● **STATED PROBLEM**
Copy out all the records, word for word.

● **DATA EXTRACT**

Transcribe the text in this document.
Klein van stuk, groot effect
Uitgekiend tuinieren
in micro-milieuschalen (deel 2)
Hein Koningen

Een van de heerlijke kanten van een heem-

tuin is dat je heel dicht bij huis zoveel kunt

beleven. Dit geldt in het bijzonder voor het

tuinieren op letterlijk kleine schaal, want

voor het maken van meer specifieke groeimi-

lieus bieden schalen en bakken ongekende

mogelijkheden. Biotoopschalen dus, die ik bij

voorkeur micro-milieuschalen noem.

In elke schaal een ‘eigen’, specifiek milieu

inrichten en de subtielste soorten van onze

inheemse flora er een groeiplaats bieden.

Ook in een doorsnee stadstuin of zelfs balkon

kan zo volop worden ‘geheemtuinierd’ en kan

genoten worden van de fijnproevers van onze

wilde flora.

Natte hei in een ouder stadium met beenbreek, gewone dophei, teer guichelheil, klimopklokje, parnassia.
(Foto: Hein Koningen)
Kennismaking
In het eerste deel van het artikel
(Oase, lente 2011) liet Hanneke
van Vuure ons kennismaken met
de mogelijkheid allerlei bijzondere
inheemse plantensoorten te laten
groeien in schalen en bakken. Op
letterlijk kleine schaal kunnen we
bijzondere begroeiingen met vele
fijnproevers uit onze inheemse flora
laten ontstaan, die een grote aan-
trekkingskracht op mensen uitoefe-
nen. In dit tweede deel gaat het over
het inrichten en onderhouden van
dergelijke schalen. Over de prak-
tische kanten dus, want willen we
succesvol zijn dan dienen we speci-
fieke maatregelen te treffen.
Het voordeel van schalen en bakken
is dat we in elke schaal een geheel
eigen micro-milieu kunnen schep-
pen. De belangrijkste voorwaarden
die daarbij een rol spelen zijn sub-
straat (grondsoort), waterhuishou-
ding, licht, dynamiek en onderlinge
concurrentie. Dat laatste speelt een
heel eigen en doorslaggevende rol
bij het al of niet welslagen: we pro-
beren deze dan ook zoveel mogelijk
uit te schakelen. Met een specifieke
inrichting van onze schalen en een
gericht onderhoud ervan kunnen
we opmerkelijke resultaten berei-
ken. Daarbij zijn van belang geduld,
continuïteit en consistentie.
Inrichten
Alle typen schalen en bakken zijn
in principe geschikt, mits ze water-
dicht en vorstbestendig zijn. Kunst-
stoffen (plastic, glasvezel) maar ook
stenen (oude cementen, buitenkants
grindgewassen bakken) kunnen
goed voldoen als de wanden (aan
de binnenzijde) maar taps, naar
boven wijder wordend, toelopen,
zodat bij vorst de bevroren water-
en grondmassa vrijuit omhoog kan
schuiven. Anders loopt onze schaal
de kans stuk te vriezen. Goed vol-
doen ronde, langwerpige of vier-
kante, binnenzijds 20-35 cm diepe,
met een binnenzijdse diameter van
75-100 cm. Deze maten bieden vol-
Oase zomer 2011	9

● **RESULT FOR THIS EXERCISE**
Transcribe the text in this document.
Klein van stuk, groot effect
Uitgekiend tuinieren
in micro-milieuschalen (deel 2)
Hein Koningen

Een van de heerlijke kanten van een heem-

tuin is dat je heel dicht bij huis zoveel kunt

beleven. Dit geldt in het bijzonder voor het

tuinieren op letterlijk kleine schaal, want

voor het maken van meer specifieke groeimi-

lieus bieden schalen en bakken ongekende

mogelijkheden. Biotoopschalen dus, die ik bij

voorkeur micro-milieuschalen noem.

In elke schaal een ‘eigen’, specifiek milieu

inrichten en de subtielste soorten van onze

inheemse flora er een groeiplaats bieden.

Ook in een doorsnee stadstuin of zelfs balkon

kan zo volop worden ‘geheemtuinierd’ en kan

genoten worden van de fijnproevers van onze

wilde flora.

Natte hei in een ouder stadium met beenbreek, gewone dophei, teer guichelheil, klimopklokje, parnassia.
(Foto: Hein Koningen)
Kennismaking
In het eerste deel van het artikel
(Oase, lente 2011) liet Hanneke
van Vuure ons kennismaken met
de mogelijkheid allerlei bijzondere
inheemse plantensoorten te laten
groeien in schalen en bakken. Op
letterlijk kleine schaal kunnen we
bijzondere begroeiingen met vele
fijnproevers uit onze inheemse flora
laten ontstaan, die een grote aan-
trekkingskracht op mensen uitoefe-
nen. In dit tweede deel gaat het over
het inrichten en onderhouden van
dergelijke schalen. Over de prak-
tische kanten dus, want willen we
succesvol zijn dan dienen we speci-
fieke maatregelen te treffen.
Het voordeel van schalen en bakken
is dat we in elke schaal een geheel
eigen micro-milieu kunnen schep-
pen. De belangrijkste voorwaarden
die daarbij een rol spelen zijn sub-
straat (grondsoort), waterhuishou-
ding, licht, dynamiek en onderlinge
concurrentie. Dat laatste speelt een
heel eigen en doorslaggevende rol
bij het al of niet welslagen: we pro-
beren deze dan ook zoveel mogelijk
uit te schakelen. Met een specifieke
inrichting van onze schalen en een
gericht onderhoud ervan kunnen
we opmerkelijke resultaten berei-
ken. Daarbij zijn van belang geduld,
continuïteit en consistentie.
Inrichten
Alle typen schalen en bakken zijn
in principe geschikt, mits ze water-
dicht en vorstbestendig zijn. Kunst-
stoffen (plastic, glasvezel) maar ook
stenen (oude cementen, buitenkants
grindgewassen bakken) kunnen
goed voldoen als de wanden (aan
de binnenzijde) maar taps, naar
boven wijder wordend, toelopen,
zodat bij vorst de bevroren water-
en grondmassa vrijuit omhoog kan
schuiven. Anders loopt onze schaal
de kans stuk te vriezen. Goed vol-
doen ronde, langwerpige of vier-
kante, binnenzijds 20-35 cm diepe,
met een binnenzijdse diameter van
75-100 cm. Deze maten bieden vol-
Oase zomer 2011	9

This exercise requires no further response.